Short task
Reproduce all of the data exactly, with no line skipped.

[start of Raw data]

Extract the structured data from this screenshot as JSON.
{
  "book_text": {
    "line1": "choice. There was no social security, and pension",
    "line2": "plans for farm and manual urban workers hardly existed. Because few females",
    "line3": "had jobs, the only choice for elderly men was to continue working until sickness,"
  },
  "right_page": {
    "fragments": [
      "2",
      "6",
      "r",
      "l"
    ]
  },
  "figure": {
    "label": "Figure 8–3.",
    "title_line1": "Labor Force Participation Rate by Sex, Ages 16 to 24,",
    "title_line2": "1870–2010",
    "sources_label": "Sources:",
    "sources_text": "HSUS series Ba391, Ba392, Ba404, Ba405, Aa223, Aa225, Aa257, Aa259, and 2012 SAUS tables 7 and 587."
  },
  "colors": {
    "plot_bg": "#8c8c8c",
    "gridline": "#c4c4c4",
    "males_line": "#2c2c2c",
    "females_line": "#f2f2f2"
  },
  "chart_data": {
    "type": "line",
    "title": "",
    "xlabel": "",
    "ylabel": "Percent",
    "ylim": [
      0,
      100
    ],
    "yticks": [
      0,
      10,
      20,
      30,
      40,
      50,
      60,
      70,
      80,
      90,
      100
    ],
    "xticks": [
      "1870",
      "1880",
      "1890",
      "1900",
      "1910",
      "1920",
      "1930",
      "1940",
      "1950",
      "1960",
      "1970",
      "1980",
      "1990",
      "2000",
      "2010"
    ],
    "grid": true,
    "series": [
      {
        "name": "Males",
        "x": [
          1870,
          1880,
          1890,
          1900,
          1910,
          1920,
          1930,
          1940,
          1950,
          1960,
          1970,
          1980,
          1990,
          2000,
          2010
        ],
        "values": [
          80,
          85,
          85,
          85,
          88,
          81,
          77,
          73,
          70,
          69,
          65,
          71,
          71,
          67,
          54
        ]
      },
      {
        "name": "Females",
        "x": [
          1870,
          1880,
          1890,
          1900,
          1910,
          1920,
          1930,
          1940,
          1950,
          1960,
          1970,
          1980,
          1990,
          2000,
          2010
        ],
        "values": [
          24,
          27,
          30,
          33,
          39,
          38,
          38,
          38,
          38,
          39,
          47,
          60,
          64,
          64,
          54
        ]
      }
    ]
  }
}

[end of Raw data]

Final answer
Extract the structured data from this screenshot as JSON.
{
  "book_text": {
    "line1": "choice. There was no social security, and pension",
    "line2": "plans for farm and manual urban workers hardly existed. Because few females",
    "line3": "had jobs, the only choice for elderly men was to continue working until sickness,"
  },
  "right_page": {
    "fragments": [
      "2",
      "6",
      "r",
      "l"
    ]
  },
  "figure": {
    "label": "Figure 8–3.",
    "title_line1": "Labor Force Participation Rate by Sex, Ages 16 to 24,",
    "title_line2": "1870–2010",
    "sources_label": "Sources:",
    "sources_text": "HSUS series Ba391, Ba392, Ba404, Ba405, Aa223, Aa225, Aa257, Aa259, and 2012 SAUS tables 7 and 587."
  },
  "colors": {
    "plot_bg": "#8c8c8c",
    "gridline": "#c4c4c4",
    "males_line": "#2c2c2c",
    "females_line": "#f2f2f2"
  },
  "chart_data": {
    "type": "line",
    "title": "",
    "xlabel": "",
    "ylabel": "Percent",
    "ylim": [
      0,
      100
    ],
    "yticks": [
      0,
      10,
      20,
      30,
      40,
      50,
      60,
      70,
      80,
      90,
      100
    ],
    "xticks": [
      "1870",
      "1880",
      "1890",
      "1900",
      "1910",
      "1920",
      "1930",
      "1940",
      "1950",
      "1960",
      "1970",
      "1980",
      "1990",
      "2000",
      "2010"
    ],
    "grid": true,
    "series": [
      {
        "name": "Males",
        "x": [
          1870,
          1880,
          1890,
          1900,
          1910,
          1920,
          1930,
          1940,
          1950,
          1960,
          1970,
          1980,
          1990,
          2000,
          2010
        ],
        "values": [
          80,
          85,
          85,
          85,
          88,
          81,
          77,
          73,
          70,
          69,
          65,
          71,
          71,
          67,
          54
        ]
      },
      {
        "name": "Females",
        "x": [
          1870,
          1880,
          1890,
          1900,
          1910,
          1920,
          1930,
          1940,
          1950,
          1960,
          1970,
          1980,
          1990,
          2000,
          2010
        ],
        "values": [
          24,
          27,
          30,
          33,
          39,
          38,
          38,
          38,
          38,
          39,
          47,
          60,
          64,
          64,
          54
        ]
      }
    ]
  }
}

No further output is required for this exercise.